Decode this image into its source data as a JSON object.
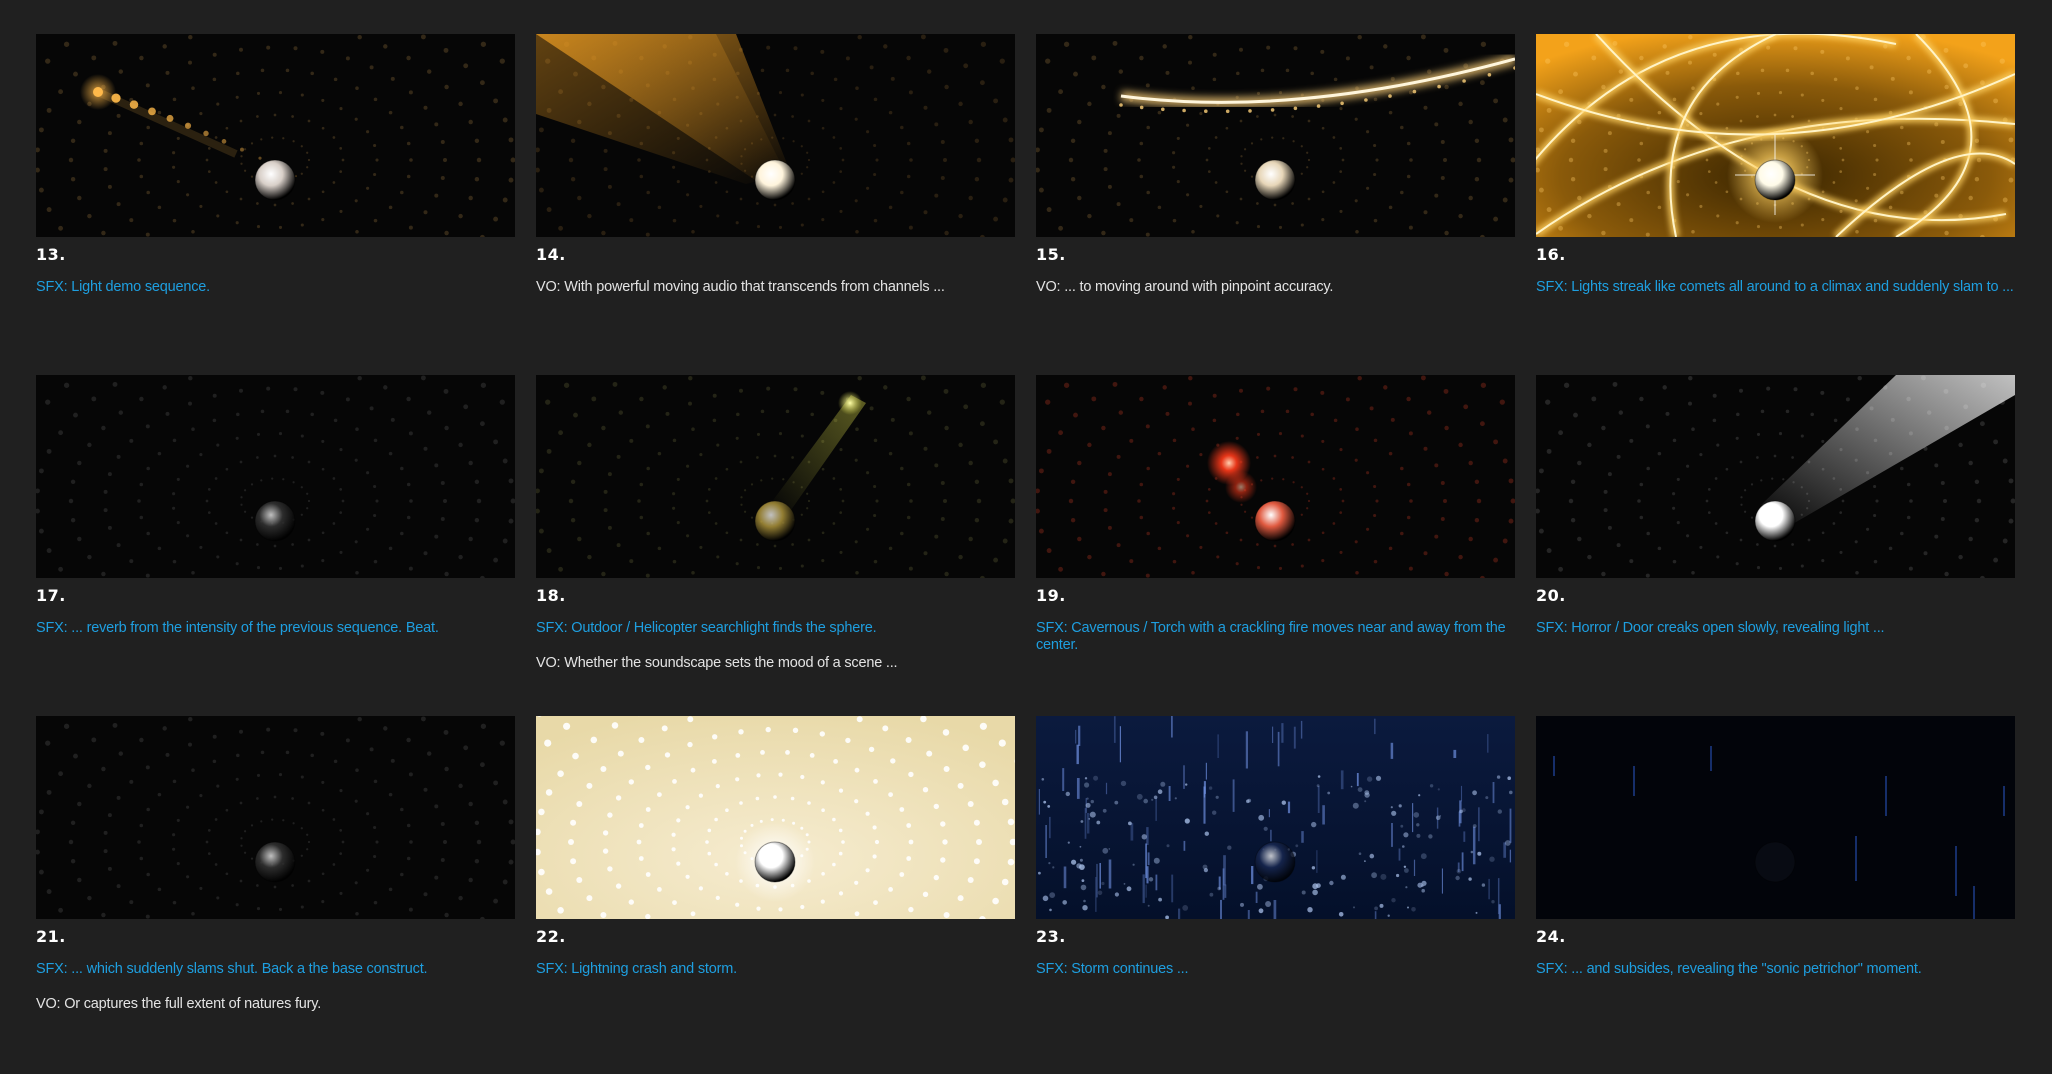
{
  "panels": [
    {
      "number": "13.",
      "captions": [
        {
          "kind": "sfx",
          "text": "SFX: Light demo sequence."
        }
      ],
      "scene": "orb-comet-trail",
      "colors": {
        "glow": "#ffb94a",
        "orb": "#d8cfc8"
      }
    },
    {
      "number": "14.",
      "captions": [
        {
          "kind": "vo",
          "text": "VO: With powerful moving audio that transcends from channels ..."
        }
      ],
      "scene": "orb-spotlight",
      "colors": {
        "glow": "#e89a22",
        "orb": "#fff4dc"
      }
    },
    {
      "number": "15.",
      "captions": [
        {
          "kind": "vo",
          "text": "VO: ... to moving around with pinpoint accuracy."
        }
      ],
      "scene": "orb-light-streak",
      "colors": {
        "glow": "#ffd27a",
        "orb": "#e7d6b8"
      }
    },
    {
      "number": "16.",
      "captions": [
        {
          "kind": "sfx",
          "text": "SFX: Lights streak like comets all around to a climax and suddenly slam to ..."
        }
      ],
      "scene": "orb-climax-streaks",
      "colors": {
        "glow": "#f3a21a",
        "orb": "#fffbe8"
      }
    },
    {
      "number": "17.",
      "captions": [
        {
          "kind": "sfx",
          "text": "SFX: ... reverb from the intensity of the previous sequence. Beat."
        }
      ],
      "scene": "orb-dim",
      "colors": {
        "glow": "#333333",
        "orb": "#3a3a3a"
      }
    },
    {
      "number": "18.",
      "captions": [
        {
          "kind": "sfx",
          "text": "SFX: Outdoor / Helicopter searchlight finds the sphere."
        },
        {
          "kind": "vo",
          "text": "VO: Whether the soundscape sets the mood of a scene ..."
        }
      ],
      "scene": "orb-searchlight",
      "colors": {
        "glow": "#d8d84a",
        "orb": "#c2a642"
      }
    },
    {
      "number": "19.",
      "captions": [
        {
          "kind": "sfx",
          "text": "SFX: Cavernous / Torch with a crackling fire moves near and away from the center."
        }
      ],
      "scene": "orb-torch",
      "colors": {
        "glow": "#ff3a1a",
        "orb": "#e05a40"
      }
    },
    {
      "number": "20.",
      "captions": [
        {
          "kind": "sfx",
          "text": "SFX: Horror / Door creaks open slowly, revealing light ..."
        }
      ],
      "scene": "orb-door-light",
      "colors": {
        "glow": "#ffffff",
        "orb": "#ffffff"
      }
    },
    {
      "number": "21.",
      "captions": [
        {
          "kind": "sfx",
          "text": "SFX: ... which suddenly slams shut. Back a the base construct."
        },
        {
          "kind": "vo",
          "text": "VO: Or captures the full extent of natures fury."
        }
      ],
      "scene": "orb-dim",
      "colors": {
        "glow": "#333333",
        "orb": "#3a3a3a"
      }
    },
    {
      "number": "22.",
      "captions": [
        {
          "kind": "sfx",
          "text": "SFX: Lightning crash and storm."
        }
      ],
      "scene": "orb-lightning-flash",
      "colors": {
        "glow": "#f3e8c8",
        "orb": "#ffffff"
      }
    },
    {
      "number": "23.",
      "captions": [
        {
          "kind": "sfx",
          "text": "SFX: Storm continues ..."
        }
      ],
      "scene": "orb-storm",
      "colors": {
        "glow": "#2a4d9a",
        "orb": "#1a2a55"
      }
    },
    {
      "number": "24.",
      "captions": [
        {
          "kind": "sfx",
          "text": "SFX: ... and subsides, revealing the \"sonic petrichor\" moment."
        }
      ],
      "scene": "orb-petrichor",
      "colors": {
        "glow": "#1a3a8a",
        "orb": "#111522"
      }
    }
  ]
}
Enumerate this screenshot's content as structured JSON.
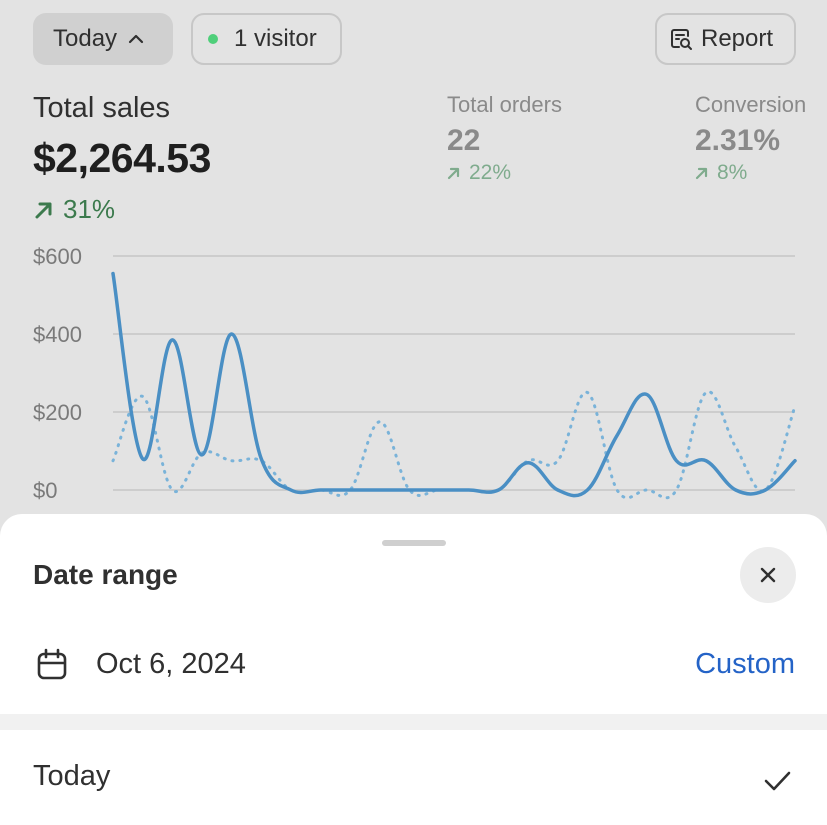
{
  "toolbar": {
    "date_filter_label": "Today",
    "visitors_label": "1 visitor",
    "report_label": "Report",
    "live_dot_color": "#4fcf7a"
  },
  "metrics": {
    "total_sales": {
      "label": "Total sales",
      "value": "$2,264.53",
      "change": "31%",
      "trend": "up"
    },
    "total_orders": {
      "label": "Total orders",
      "value": "22",
      "change": "22%",
      "trend": "up"
    },
    "conversion": {
      "label": "Conversion",
      "value": "2.31%",
      "change": "8%",
      "trend": "up"
    }
  },
  "chart_data": {
    "type": "line",
    "ylim": [
      0,
      600
    ],
    "ytick_labels": [
      "$600",
      "$400",
      "$200",
      "$0"
    ],
    "grid": true,
    "series": [
      {
        "style": "solid",
        "color": "#4a8fc4",
        "values": [
          555,
          80,
          385,
          90,
          400,
          80,
          0,
          0,
          0,
          0,
          0,
          0,
          0,
          0,
          70,
          0,
          0,
          140,
          245,
          75,
          75,
          0,
          0,
          75
        ]
      },
      {
        "style": "dotted",
        "color": "#7ab3d9",
        "values": [
          75,
          240,
          0,
          95,
          75,
          75,
          0,
          0,
          0,
          175,
          0,
          0,
          0,
          0,
          75,
          75,
          250,
          0,
          0,
          0,
          250,
          110,
          0,
          215
        ]
      }
    ]
  },
  "sheet": {
    "title": "Date range",
    "date_value": "Oct 6, 2024",
    "custom_label": "Custom",
    "options": [
      {
        "label": "Today",
        "selected": true
      }
    ]
  }
}
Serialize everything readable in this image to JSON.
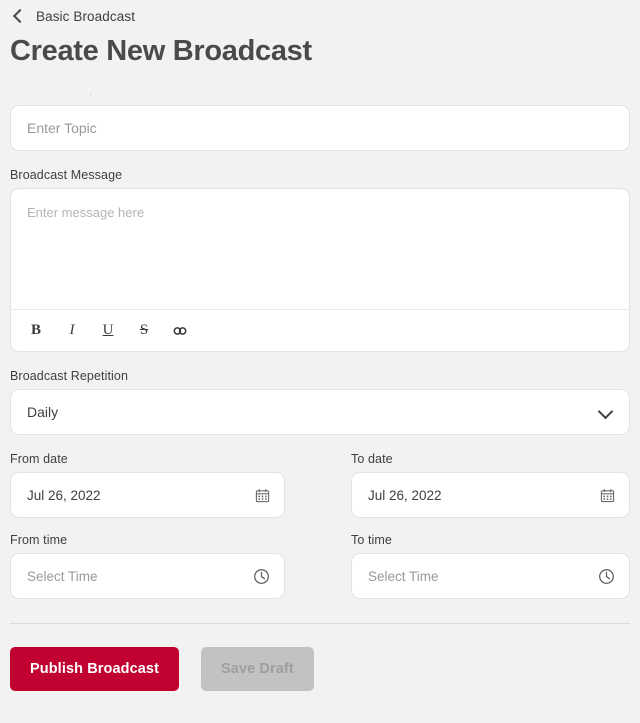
{
  "header": {
    "back_icon": "chevron-left-icon",
    "breadcrumb": "Basic Broadcast",
    "title": "Create New Broadcast"
  },
  "form": {
    "topic": {
      "label": ".",
      "placeholder": "Enter Topic",
      "value": ""
    },
    "message": {
      "label": "Broadcast Message",
      "placeholder": "Enter message here",
      "value": "",
      "toolbar": [
        {
          "name": "bold-icon",
          "glyph": "B"
        },
        {
          "name": "italic-icon",
          "glyph": "I"
        },
        {
          "name": "underline-icon",
          "glyph": "U"
        },
        {
          "name": "strikethrough-icon",
          "glyph": "S"
        },
        {
          "name": "link-icon",
          "glyph": ""
        }
      ]
    },
    "repetition": {
      "label": "Broadcast Repetition",
      "value": "Daily",
      "chevron_icon": "chevron-down-icon"
    },
    "from_date": {
      "label": "From date",
      "value": "Jul 26, 2022",
      "icon": "calendar-icon"
    },
    "to_date": {
      "label": "To date",
      "value": "Jul 26, 2022",
      "icon": "calendar-icon"
    },
    "from_time": {
      "label": "From time",
      "placeholder": "Select Time",
      "value": "Select Time",
      "icon": "clock-icon"
    },
    "to_time": {
      "label": "To time",
      "placeholder": "Select Time",
      "value": "Select Time",
      "icon": "clock-icon"
    }
  },
  "footer": {
    "publish_label": "Publish Broadcast",
    "save_draft_label": "Save Draft"
  },
  "colors": {
    "primary": "#c10230",
    "disabled": "#c2c2c2",
    "background": "#f2f2f2",
    "surface": "#ffffff",
    "text": "#3f3f3f",
    "placeholder": "#9a9a9a"
  }
}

------

• DIRECTIVE: Retype the records exactly. Any image in them should not appear in what you write.

• EXPECTED ANSWER:
Decode this image into its source data as a JSON object.
{
  "panels": [
    {
      "number": "13.",
      "captions": [
        {
          "kind": "sfx",
          "text": "SFX: Light demo sequence."
        }
      ],
      "scene": "orb-comet-trail",
      "colors": {
        "glow": "#ffb94a",
        "orb": "#d8cfc8"
      }
    },
    {
      "number": "14.",
      "captions": [
        {
          "kind": "vo",
          "text": "VO: With powerful moving audio that transcends from channels ..."
        }
      ],
      "scene": "orb-spotlight",
      "colors": {
        "glow": "#e89a22",
        "orb": "#fff4dc"
      }
    },
    {
      "number": "15.",
      "captions": [
        {
          "kind": "vo",
          "text": "VO: ... to moving around with pinpoint accuracy."
        }
      ],
      "scene": "orb-light-streak",
      "colors": {
        "glow": "#ffd27a",
        "orb": "#e7d6b8"
      }
    },
    {
      "number": "16.",
      "captions": [
        {
          "kind": "sfx",
          "text": "SFX: Lights streak like comets all around to a climax and suddenly slam to ..."
        }
      ],
      "scene": "orb-climax-streaks",
      "colors": {
        "glow": "#f3a21a",
        "orb": "#fffbe8"
      }
    },
    {
      "number": "17.",
      "captions": [
        {
          "kind": "sfx",
          "text": "SFX: ... reverb from the intensity of the previous sequence. Beat."
        }
      ],
      "scene": "orb-dim",
      "colors": {
        "glow": "#333333",
        "orb": "#3a3a3a"
      }
    },
    {
      "number": "18.",
      "captions": [
        {
          "kind": "sfx",
          "text": "SFX: Outdoor / Helicopter searchlight finds the sphere."
        },
        {
          "kind": "vo",
          "text": "VO: Whether the soundscape sets the mood of a scene ..."
        }
      ],
      "scene": "orb-searchlight",
      "colors": {
        "glow": "#d8d84a",
        "orb": "#c2a642"
      }
    },
    {
      "number": "19.",
      "captions": [
        {
          "kind": "sfx",
          "text": "SFX: Cavernous / Torch with a crackling fire moves near and away from the center."
        }
      ],
      "scene": "orb-torch",
      "colors": {
        "glow": "#ff3a1a",
        "orb": "#e05a40"
      }
    },
    {
      "number": "20.",
      "captions": [
        {
          "kind": "sfx",
          "text": "SFX: Horror / Door creaks open slowly, revealing light ..."
        }
      ],
      "scene": "orb-door-light",
      "colors": {
        "glow": "#ffffff",
        "orb": "#ffffff"
      }
    },
    {
      "number": "21.",
      "captions": [
        {
          "kind": "sfx",
          "text": "SFX: ... which suddenly slams shut. Back a the base construct."
        },
        {
          "kind": "vo",
          "text": "VO: Or captures the full extent of natures fury."
        }
      ],
      "scene": "orb-dim",
      "colors": {
        "glow": "#333333",
        "orb": "#3a3a3a"
      }
    },
    {
      "number": "22.",
      "captions": [
        {
          "kind": "sfx",
          "text": "SFX: Lightning crash and storm."
        }
      ],
      "scene": "orb-lightning-flash",
      "colors": {
        "glow": "#f3e8c8",
        "orb": "#ffffff"
      }
    },
    {
      "number": "23.",
      "captions": [
        {
          "kind": "sfx",
          "text": "SFX: Storm continues ..."
        }
      ],
      "scene": "orb-storm",
      "colors": {
        "glow": "#2a4d9a",
        "orb": "#1a2a55"
      }
    },
    {
      "number": "24.",
      "captions": [
        {
          "kind": "sfx",
          "text": "SFX: ... and subsides, revealing the \"sonic petrichor\" moment."
        }
      ],
      "scene": "orb-petrichor",
      "colors": {
        "glow": "#1a3a8a",
        "orb": "#111522"
      }
    }
  ]
}
Enumerate this screenshot's content as structured JSON.
{
  "toolbar": {
    "date_filter_label": "Today",
    "visitors_label": "1 visitor",
    "report_label": "Report",
    "live_dot_color": "#4fcf7a"
  },
  "metrics": {
    "total_sales": {
      "label": "Total sales",
      "value": "$2,264.53",
      "change": "31%",
      "trend": "up"
    },
    "total_orders": {
      "label": "Total orders",
      "value": "22",
      "change": "22%",
      "trend": "up"
    },
    "conversion": {
      "label": "Conversion",
      "value": "2.31%",
      "change": "8%",
      "trend": "up"
    }
  },
  "chart_data": {
    "type": "line",
    "ylim": [
      0,
      600
    ],
    "ytick_labels": [
      "$600",
      "$400",
      "$200",
      "$0"
    ],
    "grid": true,
    "series": [
      {
        "style": "solid",
        "color": "#4a8fc4",
        "values": [
          555,
          80,
          385,
          90,
          400,
          80,
          0,
          0,
          0,
          0,
          0,
          0,
          0,
          0,
          70,
          0,
          0,
          140,
          245,
          75,
          75,
          0,
          0,
          75
        ]
      },
      {
        "style": "dotted",
        "color": "#7ab3d9",
        "values": [
          75,
          240,
          0,
          95,
          75,
          75,
          0,
          0,
          0,
          175,
          0,
          0,
          0,
          0,
          75,
          75,
          250,
          0,
          0,
          0,
          250,
          110,
          0,
          215
        ]
      }
    ]
  },
  "sheet": {
    "title": "Date range",
    "date_value": "Oct 6, 2024",
    "custom_label": "Custom",
    "options": [
      {
        "label": "Today",
        "selected": true
      }
    ]
  }
}
Serialize everything readable in this image to JSON.
{
  "header": {
    "back_icon": "chevron-left-icon",
    "breadcrumb": "Basic Broadcast",
    "title": "Create New Broadcast"
  },
  "form": {
    "topic": {
      "label": ".",
      "placeholder": "Enter Topic",
      "value": ""
    },
    "message": {
      "label": "Broadcast Message",
      "placeholder": "Enter message here",
      "value": "",
      "toolbar": [
        {
          "name": "bold-icon",
          "glyph": "B"
        },
        {
          "name": "italic-icon",
          "glyph": "I"
        },
        {
          "name": "underline-icon",
          "glyph": "U"
        },
        {
          "name": "strikethrough-icon",
          "glyph": "S"
        },
        {
          "name": "link-icon",
          "glyph": ""
        }
      ]
    },
    "repetition": {
      "label": "Broadcast Repetition",
      "value": "Daily",
      "chevron_icon": "chevron-down-icon"
    },
    "from_date": {
      "label": "From date",
      "value": "Jul 26, 2022",
      "icon": "calendar-icon"
    },
    "to_date": {
      "label": "To date",
      "value": "Jul 26, 2022",
      "icon": "calendar-icon"
    },
    "from_time": {
      "label": "From time",
      "placeholder": "Select Time",
      "value": "Select Time",
      "icon": "clock-icon"
    },
    "to_time": {
      "label": "To time",
      "placeholder": "Select Time",
      "value": "Select Time",
      "icon": "clock-icon"
    }
  },
  "footer": {
    "publish_label": "Publish Broadcast",
    "save_draft_label": "Save Draft"
  },
  "colors": {
    "primary": "#c10230",
    "disabled": "#c2c2c2",
    "background": "#f2f2f2",
    "surface": "#ffffff",
    "text": "#3f3f3f",
    "placeholder": "#9a9a9a"
  }
}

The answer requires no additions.